> **Input records**:
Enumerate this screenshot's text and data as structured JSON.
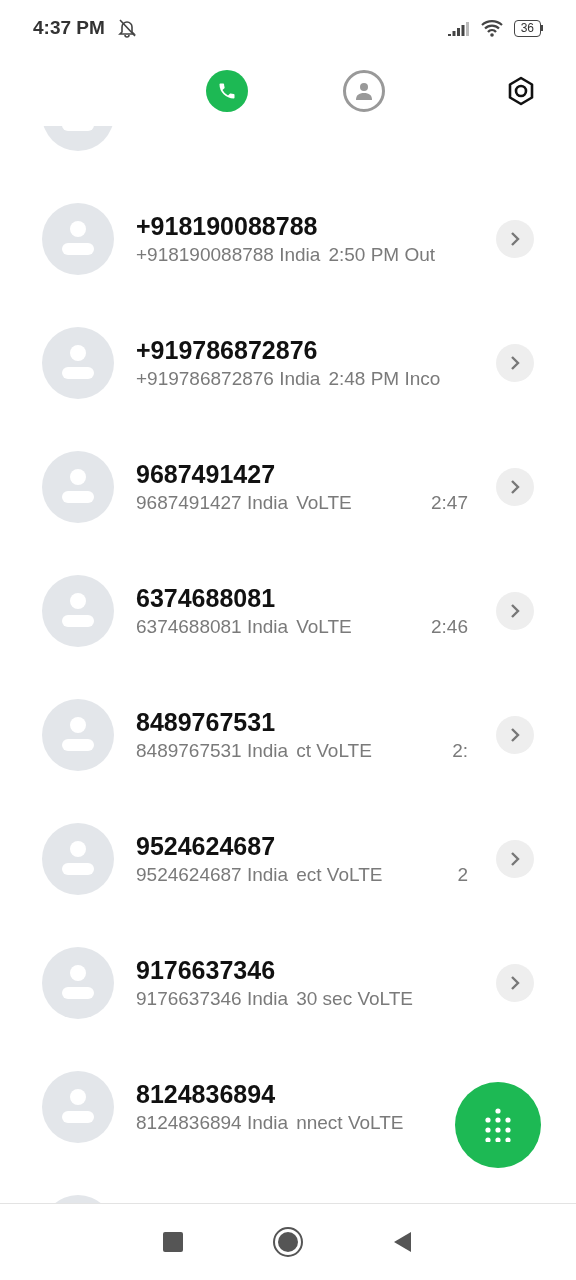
{
  "status_bar": {
    "time": "4:37 PM",
    "battery": "36"
  },
  "tabs": [
    {
      "kind": "calls",
      "selected": true
    },
    {
      "kind": "contacts",
      "selected": false
    }
  ],
  "calls": [
    {
      "name": "+918190088788",
      "segments": [
        "+918190088788 India",
        "2:50 PM Out"
      ],
      "chevron": true
    },
    {
      "name": "+919786872876",
      "segments": [
        "+919786872876 India",
        "2:48 PM Inco"
      ],
      "chevron": true
    },
    {
      "name": "9687491427",
      "segments": [
        "9687491427 India",
        "VoLTE"
      ],
      "time": "2:47",
      "chevron": true
    },
    {
      "name": "6374688081",
      "segments": [
        "6374688081 India",
        "VoLTE"
      ],
      "time": "2:46",
      "chevron": true
    },
    {
      "name": "8489767531",
      "segments": [
        "8489767531 India",
        "ct VoLTE"
      ],
      "time": "2:",
      "chevron": true
    },
    {
      "name": "9524624687",
      "segments": [
        "9524624687 India",
        "ect VoLTE"
      ],
      "time": "2",
      "chevron": true
    },
    {
      "name": "9176637346",
      "segments": [
        "9176637346 India",
        "30 sec VoLTE"
      ],
      "chevron": true
    },
    {
      "name": "8124836894",
      "segments": [
        "8124836894 India",
        "nnect VoLTE"
      ],
      "chevron": false
    }
  ]
}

> **Task statement**: Output all of the data exactly as it stands, minus any images.

> **Response to this task**:
Enumerate this screenshot's text and data as structured JSON.
{
  "status_bar": {
    "time": "4:37 PM",
    "battery": "36"
  },
  "tabs": [
    {
      "kind": "calls",
      "selected": true
    },
    {
      "kind": "contacts",
      "selected": false
    }
  ],
  "calls": [
    {
      "name": "+918190088788",
      "segments": [
        "+918190088788 India",
        "2:50 PM Out"
      ],
      "chevron": true
    },
    {
      "name": "+919786872876",
      "segments": [
        "+919786872876 India",
        "2:48 PM Inco"
      ],
      "chevron": true
    },
    {
      "name": "9687491427",
      "segments": [
        "9687491427 India",
        "VoLTE"
      ],
      "time": "2:47",
      "chevron": true
    },
    {
      "name": "6374688081",
      "segments": [
        "6374688081 India",
        "VoLTE"
      ],
      "time": "2:46",
      "chevron": true
    },
    {
      "name": "8489767531",
      "segments": [
        "8489767531 India",
        "ct VoLTE"
      ],
      "time": "2:",
      "chevron": true
    },
    {
      "name": "9524624687",
      "segments": [
        "9524624687 India",
        "ect VoLTE"
      ],
      "time": "2",
      "chevron": true
    },
    {
      "name": "9176637346",
      "segments": [
        "9176637346 India",
        "30 sec VoLTE"
      ],
      "chevron": true
    },
    {
      "name": "8124836894",
      "segments": [
        "8124836894 India",
        "nnect VoLTE"
      ],
      "chevron": false
    }
  ]
}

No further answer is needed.